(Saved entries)
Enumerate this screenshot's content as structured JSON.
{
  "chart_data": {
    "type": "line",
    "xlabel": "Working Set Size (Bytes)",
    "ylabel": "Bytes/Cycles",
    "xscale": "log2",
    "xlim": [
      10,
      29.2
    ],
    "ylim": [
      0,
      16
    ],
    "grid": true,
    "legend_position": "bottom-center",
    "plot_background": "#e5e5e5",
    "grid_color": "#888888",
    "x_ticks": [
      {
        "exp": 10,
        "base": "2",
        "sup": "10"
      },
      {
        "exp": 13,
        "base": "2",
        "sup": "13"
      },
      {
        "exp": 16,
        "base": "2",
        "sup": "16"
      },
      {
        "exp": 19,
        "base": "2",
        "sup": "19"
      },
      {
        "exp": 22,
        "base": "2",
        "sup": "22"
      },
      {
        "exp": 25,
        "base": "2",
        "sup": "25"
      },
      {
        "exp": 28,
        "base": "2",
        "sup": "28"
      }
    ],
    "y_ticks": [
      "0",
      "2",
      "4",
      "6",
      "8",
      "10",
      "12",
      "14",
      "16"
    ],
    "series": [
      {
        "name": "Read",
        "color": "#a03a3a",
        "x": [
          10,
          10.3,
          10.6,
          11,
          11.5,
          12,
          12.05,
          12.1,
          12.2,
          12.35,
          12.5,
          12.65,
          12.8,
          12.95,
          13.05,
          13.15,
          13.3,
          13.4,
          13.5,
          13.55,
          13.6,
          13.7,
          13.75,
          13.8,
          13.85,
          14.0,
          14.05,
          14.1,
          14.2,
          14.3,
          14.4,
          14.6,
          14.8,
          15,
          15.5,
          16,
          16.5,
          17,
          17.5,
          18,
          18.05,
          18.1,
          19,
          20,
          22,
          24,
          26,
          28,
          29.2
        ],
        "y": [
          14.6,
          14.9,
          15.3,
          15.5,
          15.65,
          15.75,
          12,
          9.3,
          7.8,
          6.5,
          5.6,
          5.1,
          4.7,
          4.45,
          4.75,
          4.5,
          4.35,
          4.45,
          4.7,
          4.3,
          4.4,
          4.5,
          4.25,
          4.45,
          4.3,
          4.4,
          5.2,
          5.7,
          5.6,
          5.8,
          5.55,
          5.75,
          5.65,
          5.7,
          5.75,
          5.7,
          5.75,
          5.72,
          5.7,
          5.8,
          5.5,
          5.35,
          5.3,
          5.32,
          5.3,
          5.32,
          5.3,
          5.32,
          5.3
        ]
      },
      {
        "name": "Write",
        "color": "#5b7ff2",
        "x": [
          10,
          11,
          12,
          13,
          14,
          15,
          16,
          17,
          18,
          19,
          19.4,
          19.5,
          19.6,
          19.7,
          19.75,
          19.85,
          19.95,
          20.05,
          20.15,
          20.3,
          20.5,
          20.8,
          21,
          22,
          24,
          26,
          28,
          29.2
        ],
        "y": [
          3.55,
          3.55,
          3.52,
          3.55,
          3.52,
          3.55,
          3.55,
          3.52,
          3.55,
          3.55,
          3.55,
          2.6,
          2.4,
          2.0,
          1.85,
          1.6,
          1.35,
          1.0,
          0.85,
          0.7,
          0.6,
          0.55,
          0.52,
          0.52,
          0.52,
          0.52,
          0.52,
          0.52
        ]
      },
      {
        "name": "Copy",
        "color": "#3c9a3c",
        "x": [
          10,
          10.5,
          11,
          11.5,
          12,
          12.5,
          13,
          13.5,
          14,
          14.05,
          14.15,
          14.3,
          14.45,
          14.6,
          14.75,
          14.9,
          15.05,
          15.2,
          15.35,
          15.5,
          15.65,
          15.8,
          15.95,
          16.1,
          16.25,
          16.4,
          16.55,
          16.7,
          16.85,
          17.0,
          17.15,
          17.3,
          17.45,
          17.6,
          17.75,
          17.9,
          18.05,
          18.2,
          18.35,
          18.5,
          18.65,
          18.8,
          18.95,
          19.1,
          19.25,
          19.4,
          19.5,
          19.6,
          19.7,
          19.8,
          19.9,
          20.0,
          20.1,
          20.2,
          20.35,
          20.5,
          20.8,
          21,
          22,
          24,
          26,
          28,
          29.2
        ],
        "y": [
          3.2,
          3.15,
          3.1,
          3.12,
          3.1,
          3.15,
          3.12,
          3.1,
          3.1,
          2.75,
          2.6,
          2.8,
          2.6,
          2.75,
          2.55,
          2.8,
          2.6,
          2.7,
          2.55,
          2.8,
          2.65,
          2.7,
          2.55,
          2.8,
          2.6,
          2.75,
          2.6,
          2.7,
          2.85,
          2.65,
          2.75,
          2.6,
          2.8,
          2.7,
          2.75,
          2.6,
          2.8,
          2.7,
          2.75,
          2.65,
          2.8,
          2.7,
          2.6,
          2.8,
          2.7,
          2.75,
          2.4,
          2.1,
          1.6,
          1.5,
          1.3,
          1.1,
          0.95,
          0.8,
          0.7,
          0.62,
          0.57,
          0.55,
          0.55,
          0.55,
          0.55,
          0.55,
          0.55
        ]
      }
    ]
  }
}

SET PROBLEM:
Reproduce each entry exactly, leaving out nothing.

EXERCISE ANSWER:
Enumerate this screenshot's content as structured JSON.
{
  "chart_data": {
    "type": "line",
    "xlabel": "Working Set Size (Bytes)",
    "ylabel": "Bytes/Cycles",
    "xscale": "log2",
    "xlim": [
      10,
      29.2
    ],
    "ylim": [
      0,
      16
    ],
    "grid": true,
    "legend_position": "bottom-center",
    "plot_background": "#e5e5e5",
    "grid_color": "#888888",
    "x_ticks": [
      {
        "exp": 10,
        "base": "2",
        "sup": "10"
      },
      {
        "exp": 13,
        "base": "2",
        "sup": "13"
      },
      {
        "exp": 16,
        "base": "2",
        "sup": "16"
      },
      {
        "exp": 19,
        "base": "2",
        "sup": "19"
      },
      {
        "exp": 22,
        "base": "2",
        "sup": "22"
      },
      {
        "exp": 25,
        "base": "2",
        "sup": "25"
      },
      {
        "exp": 28,
        "base": "2",
        "sup": "28"
      }
    ],
    "y_ticks": [
      "0",
      "2",
      "4",
      "6",
      "8",
      "10",
      "12",
      "14",
      "16"
    ],
    "series": [
      {
        "name": "Read",
        "color": "#a03a3a",
        "x": [
          10,
          10.3,
          10.6,
          11,
          11.5,
          12,
          12.05,
          12.1,
          12.2,
          12.35,
          12.5,
          12.65,
          12.8,
          12.95,
          13.05,
          13.15,
          13.3,
          13.4,
          13.5,
          13.55,
          13.6,
          13.7,
          13.75,
          13.8,
          13.85,
          14.0,
          14.05,
          14.1,
          14.2,
          14.3,
          14.4,
          14.6,
          14.8,
          15,
          15.5,
          16,
          16.5,
          17,
          17.5,
          18,
          18.05,
          18.1,
          19,
          20,
          22,
          24,
          26,
          28,
          29.2
        ],
        "y": [
          14.6,
          14.9,
          15.3,
          15.5,
          15.65,
          15.75,
          12,
          9.3,
          7.8,
          6.5,
          5.6,
          5.1,
          4.7,
          4.45,
          4.75,
          4.5,
          4.35,
          4.45,
          4.7,
          4.3,
          4.4,
          4.5,
          4.25,
          4.45,
          4.3,
          4.4,
          5.2,
          5.7,
          5.6,
          5.8,
          5.55,
          5.75,
          5.65,
          5.7,
          5.75,
          5.7,
          5.75,
          5.72,
          5.7,
          5.8,
          5.5,
          5.35,
          5.3,
          5.32,
          5.3,
          5.32,
          5.3,
          5.32,
          5.3
        ]
      },
      {
        "name": "Write",
        "color": "#5b7ff2",
        "x": [
          10,
          11,
          12,
          13,
          14,
          15,
          16,
          17,
          18,
          19,
          19.4,
          19.5,
          19.6,
          19.7,
          19.75,
          19.85,
          19.95,
          20.05,
          20.15,
          20.3,
          20.5,
          20.8,
          21,
          22,
          24,
          26,
          28,
          29.2
        ],
        "y": [
          3.55,
          3.55,
          3.52,
          3.55,
          3.52,
          3.55,
          3.55,
          3.52,
          3.55,
          3.55,
          3.55,
          2.6,
          2.4,
          2.0,
          1.85,
          1.6,
          1.35,
          1.0,
          0.85,
          0.7,
          0.6,
          0.55,
          0.52,
          0.52,
          0.52,
          0.52,
          0.52,
          0.52
        ]
      },
      {
        "name": "Copy",
        "color": "#3c9a3c",
        "x": [
          10,
          10.5,
          11,
          11.5,
          12,
          12.5,
          13,
          13.5,
          14,
          14.05,
          14.15,
          14.3,
          14.45,
          14.6,
          14.75,
          14.9,
          15.05,
          15.2,
          15.35,
          15.5,
          15.65,
          15.8,
          15.95,
          16.1,
          16.25,
          16.4,
          16.55,
          16.7,
          16.85,
          17.0,
          17.15,
          17.3,
          17.45,
          17.6,
          17.75,
          17.9,
          18.05,
          18.2,
          18.35,
          18.5,
          18.65,
          18.8,
          18.95,
          19.1,
          19.25,
          19.4,
          19.5,
          19.6,
          19.7,
          19.8,
          19.9,
          20.0,
          20.1,
          20.2,
          20.35,
          20.5,
          20.8,
          21,
          22,
          24,
          26,
          28,
          29.2
        ],
        "y": [
          3.2,
          3.15,
          3.1,
          3.12,
          3.1,
          3.15,
          3.12,
          3.1,
          3.1,
          2.75,
          2.6,
          2.8,
          2.6,
          2.75,
          2.55,
          2.8,
          2.6,
          2.7,
          2.55,
          2.8,
          2.65,
          2.7,
          2.55,
          2.8,
          2.6,
          2.75,
          2.6,
          2.7,
          2.85,
          2.65,
          2.75,
          2.6,
          2.8,
          2.7,
          2.75,
          2.6,
          2.8,
          2.7,
          2.75,
          2.65,
          2.8,
          2.7,
          2.6,
          2.8,
          2.7,
          2.75,
          2.4,
          2.1,
          1.6,
          1.5,
          1.3,
          1.1,
          0.95,
          0.8,
          0.7,
          0.62,
          0.57,
          0.55,
          0.55,
          0.55,
          0.55,
          0.55,
          0.55
        ]
      }
    ]
  }
}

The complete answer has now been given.